DIRECTION:
Transcribe the material in full, exactly as written.

ENTRIES SHOWN:
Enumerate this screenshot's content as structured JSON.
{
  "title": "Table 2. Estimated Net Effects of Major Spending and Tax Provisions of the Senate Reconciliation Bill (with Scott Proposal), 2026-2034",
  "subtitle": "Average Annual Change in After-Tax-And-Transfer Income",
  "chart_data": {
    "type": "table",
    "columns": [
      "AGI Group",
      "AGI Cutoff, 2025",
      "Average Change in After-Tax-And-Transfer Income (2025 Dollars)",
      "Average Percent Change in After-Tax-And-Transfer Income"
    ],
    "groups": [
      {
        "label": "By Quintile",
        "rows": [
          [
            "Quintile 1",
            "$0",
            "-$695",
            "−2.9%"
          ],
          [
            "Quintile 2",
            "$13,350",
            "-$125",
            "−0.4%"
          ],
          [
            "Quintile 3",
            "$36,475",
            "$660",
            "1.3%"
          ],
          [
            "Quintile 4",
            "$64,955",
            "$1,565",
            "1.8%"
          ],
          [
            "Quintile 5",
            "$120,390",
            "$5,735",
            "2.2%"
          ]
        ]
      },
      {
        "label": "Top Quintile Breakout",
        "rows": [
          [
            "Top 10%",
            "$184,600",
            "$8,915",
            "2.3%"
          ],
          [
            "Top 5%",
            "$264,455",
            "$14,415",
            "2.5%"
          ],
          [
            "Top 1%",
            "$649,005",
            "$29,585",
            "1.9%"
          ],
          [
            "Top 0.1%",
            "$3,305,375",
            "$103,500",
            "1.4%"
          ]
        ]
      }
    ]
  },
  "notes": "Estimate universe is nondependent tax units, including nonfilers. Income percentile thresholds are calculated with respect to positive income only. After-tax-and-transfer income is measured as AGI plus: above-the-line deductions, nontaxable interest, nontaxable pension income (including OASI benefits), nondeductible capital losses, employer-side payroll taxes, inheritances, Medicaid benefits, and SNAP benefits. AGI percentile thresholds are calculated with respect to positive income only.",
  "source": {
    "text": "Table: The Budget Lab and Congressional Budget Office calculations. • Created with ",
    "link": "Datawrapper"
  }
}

WORKED ANSWER:
Enumerate this screenshot's content as structured JSON.
{
  "title": "Table 2. Estimated Net Effects of Major Spending and Tax Provisions of the Senate Reconciliation Bill (with Scott Proposal), 2026-2034",
  "subtitle": "Average Annual Change in After-Tax-And-Transfer Income",
  "chart_data": {
    "type": "table",
    "columns": [
      "AGI Group",
      "AGI Cutoff, 2025",
      "Average Change in After-Tax-And-Transfer Income (2025 Dollars)",
      "Average Percent Change in After-Tax-And-Transfer Income"
    ],
    "groups": [
      {
        "label": "By Quintile",
        "rows": [
          [
            "Quintile 1",
            "$0",
            "-$695",
            "−2.9%"
          ],
          [
            "Quintile 2",
            "$13,350",
            "-$125",
            "−0.4%"
          ],
          [
            "Quintile 3",
            "$36,475",
            "$660",
            "1.3%"
          ],
          [
            "Quintile 4",
            "$64,955",
            "$1,565",
            "1.8%"
          ],
          [
            "Quintile 5",
            "$120,390",
            "$5,735",
            "2.2%"
          ]
        ]
      },
      {
        "label": "Top Quintile Breakout",
        "rows": [
          [
            "Top 10%",
            "$184,600",
            "$8,915",
            "2.3%"
          ],
          [
            "Top 5%",
            "$264,455",
            "$14,415",
            "2.5%"
          ],
          [
            "Top 1%",
            "$649,005",
            "$29,585",
            "1.9%"
          ],
          [
            "Top 0.1%",
            "$3,305,375",
            "$103,500",
            "1.4%"
          ]
        ]
      }
    ]
  },
  "notes": "Estimate universe is nondependent tax units, including nonfilers. Income percentile thresholds are calculated with respect to positive income only. After-tax-and-transfer income is measured as AGI plus: above-the-line deductions, nontaxable interest, nontaxable pension income (including OASI benefits), nondeductible capital losses, employer-side payroll taxes, inheritances, Medicaid benefits, and SNAP benefits. AGI percentile thresholds are calculated with respect to positive income only.",
  "source": {
    "text": "Table: The Budget Lab and Congressional Budget Office calculations. • Created with ",
    "link": "Datawrapper"
  }
}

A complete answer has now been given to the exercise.